→ **INSTRUCTIONS FOR THE TASK**
Repeat the entire listing exactly as written.

Data excerpts:
________________________
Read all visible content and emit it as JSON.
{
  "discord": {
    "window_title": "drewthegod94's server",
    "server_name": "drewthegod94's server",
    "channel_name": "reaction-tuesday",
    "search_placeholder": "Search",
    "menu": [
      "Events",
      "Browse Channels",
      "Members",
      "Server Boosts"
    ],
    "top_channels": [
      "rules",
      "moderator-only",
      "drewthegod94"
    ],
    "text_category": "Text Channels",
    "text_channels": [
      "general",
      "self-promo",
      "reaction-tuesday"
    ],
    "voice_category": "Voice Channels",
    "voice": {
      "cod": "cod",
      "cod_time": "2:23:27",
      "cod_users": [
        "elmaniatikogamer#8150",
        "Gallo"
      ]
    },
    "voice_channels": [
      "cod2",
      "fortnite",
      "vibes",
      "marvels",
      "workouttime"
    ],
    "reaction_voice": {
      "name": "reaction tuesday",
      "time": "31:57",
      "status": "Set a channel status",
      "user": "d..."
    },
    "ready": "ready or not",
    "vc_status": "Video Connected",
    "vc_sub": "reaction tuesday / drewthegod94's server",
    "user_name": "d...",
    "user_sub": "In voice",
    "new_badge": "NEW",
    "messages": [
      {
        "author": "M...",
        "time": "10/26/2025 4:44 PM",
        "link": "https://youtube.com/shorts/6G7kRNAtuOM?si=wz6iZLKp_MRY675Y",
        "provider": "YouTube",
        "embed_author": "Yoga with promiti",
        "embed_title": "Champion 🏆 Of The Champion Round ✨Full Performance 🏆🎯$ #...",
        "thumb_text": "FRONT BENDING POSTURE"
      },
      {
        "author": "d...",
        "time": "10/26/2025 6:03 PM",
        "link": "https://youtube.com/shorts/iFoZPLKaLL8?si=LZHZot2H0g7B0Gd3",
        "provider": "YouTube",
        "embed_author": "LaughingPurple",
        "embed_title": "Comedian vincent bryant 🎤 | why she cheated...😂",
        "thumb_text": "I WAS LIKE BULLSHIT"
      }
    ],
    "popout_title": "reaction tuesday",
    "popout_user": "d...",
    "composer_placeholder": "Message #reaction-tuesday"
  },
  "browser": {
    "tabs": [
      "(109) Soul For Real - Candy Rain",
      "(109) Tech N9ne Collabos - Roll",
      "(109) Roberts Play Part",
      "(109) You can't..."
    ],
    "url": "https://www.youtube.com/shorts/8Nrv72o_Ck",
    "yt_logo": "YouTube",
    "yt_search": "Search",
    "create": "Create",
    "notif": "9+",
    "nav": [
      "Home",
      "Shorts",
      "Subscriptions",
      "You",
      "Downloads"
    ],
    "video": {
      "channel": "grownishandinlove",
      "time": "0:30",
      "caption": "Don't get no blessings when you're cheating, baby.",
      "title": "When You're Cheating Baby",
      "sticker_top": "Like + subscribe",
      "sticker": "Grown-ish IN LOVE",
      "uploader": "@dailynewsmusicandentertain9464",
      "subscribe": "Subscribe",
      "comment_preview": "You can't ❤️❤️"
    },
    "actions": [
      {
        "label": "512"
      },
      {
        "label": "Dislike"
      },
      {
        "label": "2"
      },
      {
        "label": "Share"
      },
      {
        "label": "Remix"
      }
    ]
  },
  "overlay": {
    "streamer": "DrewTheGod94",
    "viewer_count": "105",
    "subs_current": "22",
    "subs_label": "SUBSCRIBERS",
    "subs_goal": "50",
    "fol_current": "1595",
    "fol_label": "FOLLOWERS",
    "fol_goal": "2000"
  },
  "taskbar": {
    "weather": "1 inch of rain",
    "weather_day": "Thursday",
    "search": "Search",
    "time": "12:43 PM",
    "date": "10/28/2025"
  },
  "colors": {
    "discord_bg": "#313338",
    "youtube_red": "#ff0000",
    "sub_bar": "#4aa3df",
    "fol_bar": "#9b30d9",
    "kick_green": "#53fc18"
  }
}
________________________
→ **REPLY**
Read all visible content and emit it as JSON.
{
  "discord": {
    "window_title": "drewthegod94's server",
    "server_name": "drewthegod94's server",
    "channel_name": "reaction-tuesday",
    "search_placeholder": "Search",
    "menu": [
      "Events",
      "Browse Channels",
      "Members",
      "Server Boosts"
    ],
    "top_channels": [
      "rules",
      "moderator-only",
      "drewthegod94"
    ],
    "text_category": "Text Channels",
    "text_channels": [
      "general",
      "self-promo",
      "reaction-tuesday"
    ],
    "voice_category": "Voice Channels",
    "voice": {
      "cod": "cod",
      "cod_time": "2:23:27",
      "cod_users": [
        "elmaniatikogamer#8150",
        "Gallo"
      ]
    },
    "voice_channels": [
      "cod2",
      "fortnite",
      "vibes",
      "marvels",
      "workouttime"
    ],
    "reaction_voice": {
      "name": "reaction tuesday",
      "time": "31:57",
      "status": "Set a channel status",
      "user": "d..."
    },
    "ready": "ready or not",
    "vc_status": "Video Connected",
    "vc_sub": "reaction tuesday / drewthegod94's server",
    "user_name": "d...",
    "user_sub": "In voice",
    "new_badge": "NEW",
    "messages": [
      {
        "author": "M...",
        "time": "10/26/2025 4:44 PM",
        "link": "https://youtube.com/shorts/6G7kRNAtuOM?si=wz6iZLKp_MRY675Y",
        "provider": "YouTube",
        "embed_author": "Yoga with promiti",
        "embed_title": "Champion 🏆 Of The Champion Round ✨Full Performance 🏆🎯$ #...",
        "thumb_text": "FRONT BENDING POSTURE"
      },
      {
        "author": "d...",
        "time": "10/26/2025 6:03 PM",
        "link": "https://youtube.com/shorts/iFoZPLKaLL8?si=LZHZot2H0g7B0Gd3",
        "provider": "YouTube",
        "embed_author": "LaughingPurple",
        "embed_title": "Comedian vincent bryant 🎤 | why she cheated...😂",
        "thumb_text": "I WAS LIKE BULLSHIT"
      }
    ],
    "popout_title": "reaction tuesday",
    "popout_user": "d...",
    "composer_placeholder": "Message #reaction-tuesday"
  },
  "browser": {
    "tabs": [
      "(109) Soul For Real - Candy Rain",
      "(109) Tech N9ne Collabos - Roll",
      "(109) Roberts Play Part",
      "(109) You can't..."
    ],
    "url": "https://www.youtube.com/shorts/8Nrv72o_Ck",
    "yt_logo": "YouTube",
    "yt_search": "Search",
    "create": "Create",
    "notif": "9+",
    "nav": [
      "Home",
      "Shorts",
      "Subscriptions",
      "You",
      "Downloads"
    ],
    "video": {
      "channel": "grownishandinlove",
      "time": "0:30",
      "caption": "Don't get no blessings when you're cheating, baby.",
      "title": "When You're Cheating Baby",
      "sticker_top": "Like + subscribe",
      "sticker": "Grown-ish IN LOVE",
      "uploader": "@dailynewsmusicandentertain9464",
      "subscribe": "Subscribe",
      "comment_preview": "You can't ❤️❤️"
    },
    "actions": [
      {
        "label": "512"
      },
      {
        "label": "Dislike"
      },
      {
        "label": "2"
      },
      {
        "label": "Share"
      },
      {
        "label": "Remix"
      }
    ]
  },
  "overlay": {
    "streamer": "DrewTheGod94",
    "viewer_count": "105",
    "subs_current": "22",
    "subs_label": "SUBSCRIBERS",
    "subs_goal": "50",
    "fol_current": "1595",
    "fol_label": "FOLLOWERS",
    "fol_goal": "2000"
  },
  "taskbar": {
    "weather": "1 inch of rain",
    "weather_day": "Thursday",
    "search": "Search",
    "time": "12:43 PM",
    "date": "10/28/2025"
  },
  "colors": {
    "discord_bg": "#313338",
    "youtube_red": "#ff0000",
    "sub_bar": "#4aa3df",
    "fol_bar": "#9b30d9",
    "kick_green": "#53fc18"
  }
}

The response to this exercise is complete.